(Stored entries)

........

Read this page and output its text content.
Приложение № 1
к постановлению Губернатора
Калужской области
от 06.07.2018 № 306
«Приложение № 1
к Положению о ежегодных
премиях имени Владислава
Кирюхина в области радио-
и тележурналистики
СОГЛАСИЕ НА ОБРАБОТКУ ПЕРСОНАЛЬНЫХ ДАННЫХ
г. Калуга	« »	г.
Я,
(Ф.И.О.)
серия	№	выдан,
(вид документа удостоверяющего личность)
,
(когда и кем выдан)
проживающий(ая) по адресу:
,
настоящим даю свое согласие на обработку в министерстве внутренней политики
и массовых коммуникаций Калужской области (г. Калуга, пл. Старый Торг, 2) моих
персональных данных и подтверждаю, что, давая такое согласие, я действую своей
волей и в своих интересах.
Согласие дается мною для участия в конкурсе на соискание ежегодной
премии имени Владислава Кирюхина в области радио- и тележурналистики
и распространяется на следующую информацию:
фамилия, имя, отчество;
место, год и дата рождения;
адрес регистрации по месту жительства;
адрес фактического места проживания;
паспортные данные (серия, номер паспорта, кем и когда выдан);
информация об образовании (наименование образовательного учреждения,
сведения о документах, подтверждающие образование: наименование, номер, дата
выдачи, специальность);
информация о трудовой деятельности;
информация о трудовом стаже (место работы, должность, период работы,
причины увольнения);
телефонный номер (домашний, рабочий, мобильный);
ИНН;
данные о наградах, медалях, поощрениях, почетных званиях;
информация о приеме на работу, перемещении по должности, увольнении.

........

Brief:
Transcribe all of the material exactly. Omit nothing.

The response:
Read this page and output its text content.
Приложение № 1
к постановлению Губернатора
Калужской области
от 06.07.2018 № 306
«Приложение № 1
к Положению о ежегодных
премиях имени Владислава
Кирюхина в области радио-
и тележурналистики
СОГЛАСИЕ НА ОБРАБОТКУ ПЕРСОНАЛЬНЫХ ДАННЫХ
г. Калуга	« »	г.
Я,
(Ф.И.О.)
серия	№	выдан,
(вид документа удостоверяющего личность)
,
(когда и кем выдан)
проживающий(ая) по адресу:
,
настоящим даю свое согласие на обработку в министерстве внутренней политики
и массовых коммуникаций Калужской области (г. Калуга, пл. Старый Торг, 2) моих
персональных данных и подтверждаю, что, давая такое согласие, я действую своей
волей и в своих интересах.
Согласие дается мною для участия в конкурсе на соискание ежегодной
премии имени Владислава Кирюхина в области радио- и тележурналистики
и распространяется на следующую информацию:
фамилия, имя, отчество;
место, год и дата рождения;
адрес регистрации по месту жительства;
адрес фактического места проживания;
паспортные данные (серия, номер паспорта, кем и когда выдан);
информация об образовании (наименование образовательного учреждения,
сведения о документах, подтверждающие образование: наименование, номер, дата
выдачи, специальность);
информация о трудовой деятельности;
информация о трудовом стаже (место работы, должность, период работы,
причины увольнения);
телефонный номер (домашний, рабочий, мобильный);
ИНН;
данные о наградах, медалях, поощрениях, почетных званиях;
информация о приеме на работу, перемещении по должности, увольнении.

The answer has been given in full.